- _What the task requires_: Scan the records and identify every line in which the string "Mail" occurs, then return those lines.

______________________________

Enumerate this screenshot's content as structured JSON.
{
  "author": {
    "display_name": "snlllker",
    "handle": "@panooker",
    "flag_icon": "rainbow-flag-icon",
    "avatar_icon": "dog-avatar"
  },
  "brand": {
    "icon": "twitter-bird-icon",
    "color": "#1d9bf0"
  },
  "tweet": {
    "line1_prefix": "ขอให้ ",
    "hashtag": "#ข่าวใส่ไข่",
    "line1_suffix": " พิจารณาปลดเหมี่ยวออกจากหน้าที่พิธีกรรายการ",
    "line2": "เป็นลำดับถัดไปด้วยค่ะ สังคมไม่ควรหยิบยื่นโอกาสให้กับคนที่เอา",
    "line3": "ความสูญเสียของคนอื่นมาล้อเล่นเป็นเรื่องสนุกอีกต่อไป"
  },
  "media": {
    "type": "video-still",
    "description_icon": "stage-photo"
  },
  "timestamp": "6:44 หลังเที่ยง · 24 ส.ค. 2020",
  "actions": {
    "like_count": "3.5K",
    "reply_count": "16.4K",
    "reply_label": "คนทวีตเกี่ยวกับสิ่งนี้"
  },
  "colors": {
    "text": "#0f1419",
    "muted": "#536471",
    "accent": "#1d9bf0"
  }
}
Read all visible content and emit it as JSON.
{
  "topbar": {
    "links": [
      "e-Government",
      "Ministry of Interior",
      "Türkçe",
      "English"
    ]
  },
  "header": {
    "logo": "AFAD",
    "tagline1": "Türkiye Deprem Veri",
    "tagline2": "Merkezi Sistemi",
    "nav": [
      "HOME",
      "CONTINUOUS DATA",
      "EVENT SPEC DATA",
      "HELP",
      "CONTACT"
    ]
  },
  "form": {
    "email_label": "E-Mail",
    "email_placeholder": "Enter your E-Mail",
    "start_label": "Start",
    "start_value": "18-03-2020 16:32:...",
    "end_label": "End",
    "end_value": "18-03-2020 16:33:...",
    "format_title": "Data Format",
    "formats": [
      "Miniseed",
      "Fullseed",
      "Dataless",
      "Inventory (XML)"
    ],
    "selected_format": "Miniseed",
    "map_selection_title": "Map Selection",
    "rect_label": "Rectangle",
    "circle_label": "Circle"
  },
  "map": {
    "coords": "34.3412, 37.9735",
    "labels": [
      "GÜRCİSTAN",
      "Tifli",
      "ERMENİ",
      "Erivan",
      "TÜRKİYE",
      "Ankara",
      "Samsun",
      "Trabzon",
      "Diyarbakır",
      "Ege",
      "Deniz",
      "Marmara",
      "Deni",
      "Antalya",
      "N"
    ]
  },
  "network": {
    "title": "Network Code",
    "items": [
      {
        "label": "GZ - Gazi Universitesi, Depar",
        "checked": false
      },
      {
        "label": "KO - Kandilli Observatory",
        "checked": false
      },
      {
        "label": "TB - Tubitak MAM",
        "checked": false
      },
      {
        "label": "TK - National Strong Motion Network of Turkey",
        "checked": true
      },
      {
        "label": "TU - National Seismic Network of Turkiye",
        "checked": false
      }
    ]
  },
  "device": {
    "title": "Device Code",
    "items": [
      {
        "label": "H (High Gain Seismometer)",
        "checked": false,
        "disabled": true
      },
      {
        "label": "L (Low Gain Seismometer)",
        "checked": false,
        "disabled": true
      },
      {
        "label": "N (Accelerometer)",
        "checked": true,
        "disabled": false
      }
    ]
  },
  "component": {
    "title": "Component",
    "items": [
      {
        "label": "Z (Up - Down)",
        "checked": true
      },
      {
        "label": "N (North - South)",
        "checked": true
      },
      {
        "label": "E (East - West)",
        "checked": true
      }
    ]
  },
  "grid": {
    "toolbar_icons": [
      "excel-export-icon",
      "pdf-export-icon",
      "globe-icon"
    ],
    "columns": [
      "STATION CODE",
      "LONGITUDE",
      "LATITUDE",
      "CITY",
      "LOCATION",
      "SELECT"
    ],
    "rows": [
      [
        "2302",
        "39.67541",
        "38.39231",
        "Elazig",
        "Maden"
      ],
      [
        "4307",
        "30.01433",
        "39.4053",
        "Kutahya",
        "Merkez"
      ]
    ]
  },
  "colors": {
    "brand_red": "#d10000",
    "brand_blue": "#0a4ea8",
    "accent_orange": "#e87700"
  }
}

______________________________

- _Output of the exercise_:
    "email_label": "E-Mail",
    "email_placeholder": "Enter your E-Mail",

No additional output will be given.